Rows from a layout dataset:
····················

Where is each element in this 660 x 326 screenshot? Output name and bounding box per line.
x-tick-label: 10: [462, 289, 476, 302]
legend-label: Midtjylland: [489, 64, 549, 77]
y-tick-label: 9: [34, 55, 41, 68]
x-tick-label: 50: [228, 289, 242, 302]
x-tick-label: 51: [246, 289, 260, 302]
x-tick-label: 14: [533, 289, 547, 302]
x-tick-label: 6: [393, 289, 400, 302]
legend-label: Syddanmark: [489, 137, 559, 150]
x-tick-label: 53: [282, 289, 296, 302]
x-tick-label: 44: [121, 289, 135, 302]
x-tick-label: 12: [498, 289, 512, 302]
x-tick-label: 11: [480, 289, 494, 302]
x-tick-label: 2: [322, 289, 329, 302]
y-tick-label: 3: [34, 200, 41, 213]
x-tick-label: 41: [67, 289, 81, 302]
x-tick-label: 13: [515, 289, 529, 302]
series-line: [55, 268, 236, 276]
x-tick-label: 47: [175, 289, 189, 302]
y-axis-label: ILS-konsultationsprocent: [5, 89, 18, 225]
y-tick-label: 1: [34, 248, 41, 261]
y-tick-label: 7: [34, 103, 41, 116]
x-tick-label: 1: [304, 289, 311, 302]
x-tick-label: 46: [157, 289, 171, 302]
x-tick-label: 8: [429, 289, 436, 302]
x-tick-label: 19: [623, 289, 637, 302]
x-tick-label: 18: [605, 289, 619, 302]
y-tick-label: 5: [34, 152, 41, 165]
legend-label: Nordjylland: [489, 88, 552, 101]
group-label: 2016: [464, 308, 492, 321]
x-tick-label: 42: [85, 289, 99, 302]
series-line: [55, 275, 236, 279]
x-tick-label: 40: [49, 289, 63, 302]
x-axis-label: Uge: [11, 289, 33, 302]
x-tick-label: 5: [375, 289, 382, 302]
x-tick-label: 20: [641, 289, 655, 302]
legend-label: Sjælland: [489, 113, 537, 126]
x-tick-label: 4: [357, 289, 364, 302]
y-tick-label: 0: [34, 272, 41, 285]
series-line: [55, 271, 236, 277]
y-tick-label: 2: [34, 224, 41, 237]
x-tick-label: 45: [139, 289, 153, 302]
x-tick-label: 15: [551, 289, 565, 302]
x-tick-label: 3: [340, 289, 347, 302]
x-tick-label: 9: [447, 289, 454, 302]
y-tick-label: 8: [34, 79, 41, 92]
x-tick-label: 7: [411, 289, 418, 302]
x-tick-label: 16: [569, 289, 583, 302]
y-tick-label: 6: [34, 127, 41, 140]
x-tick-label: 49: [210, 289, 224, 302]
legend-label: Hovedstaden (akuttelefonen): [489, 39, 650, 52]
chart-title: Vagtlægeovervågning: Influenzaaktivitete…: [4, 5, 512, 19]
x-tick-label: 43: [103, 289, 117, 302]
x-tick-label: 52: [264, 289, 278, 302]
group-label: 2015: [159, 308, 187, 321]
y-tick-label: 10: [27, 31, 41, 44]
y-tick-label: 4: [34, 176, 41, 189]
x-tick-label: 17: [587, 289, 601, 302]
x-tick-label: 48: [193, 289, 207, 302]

····················

**Exercise prompt**: Rewrite the lines from the first one through the line containing "y-tick-label: 3: [34, 200, 41, 213]", replacing "legend-label" with "legend-text" and leaving everything else unchanged.

**Reply to the task**:
Where is each element in this 660 x 326 screenshot? Output name and bounding box per line.
x-tick-label: 10: [462, 289, 476, 302]
legend-text: Midtjylland: [489, 64, 549, 77]
y-tick-label: 9: [34, 55, 41, 68]
x-tick-label: 50: [228, 289, 242, 302]
x-tick-label: 51: [246, 289, 260, 302]
x-tick-label: 14: [533, 289, 547, 302]
x-tick-label: 6: [393, 289, 400, 302]
legend-text: Syddanmark: [489, 137, 559, 150]
x-tick-label: 53: [282, 289, 296, 302]
x-tick-label: 44: [121, 289, 135, 302]
x-tick-label: 12: [498, 289, 512, 302]
x-tick-label: 11: [480, 289, 494, 302]
x-tick-label: 2: [322, 289, 329, 302]
y-tick-label: 3: [34, 200, 41, 213]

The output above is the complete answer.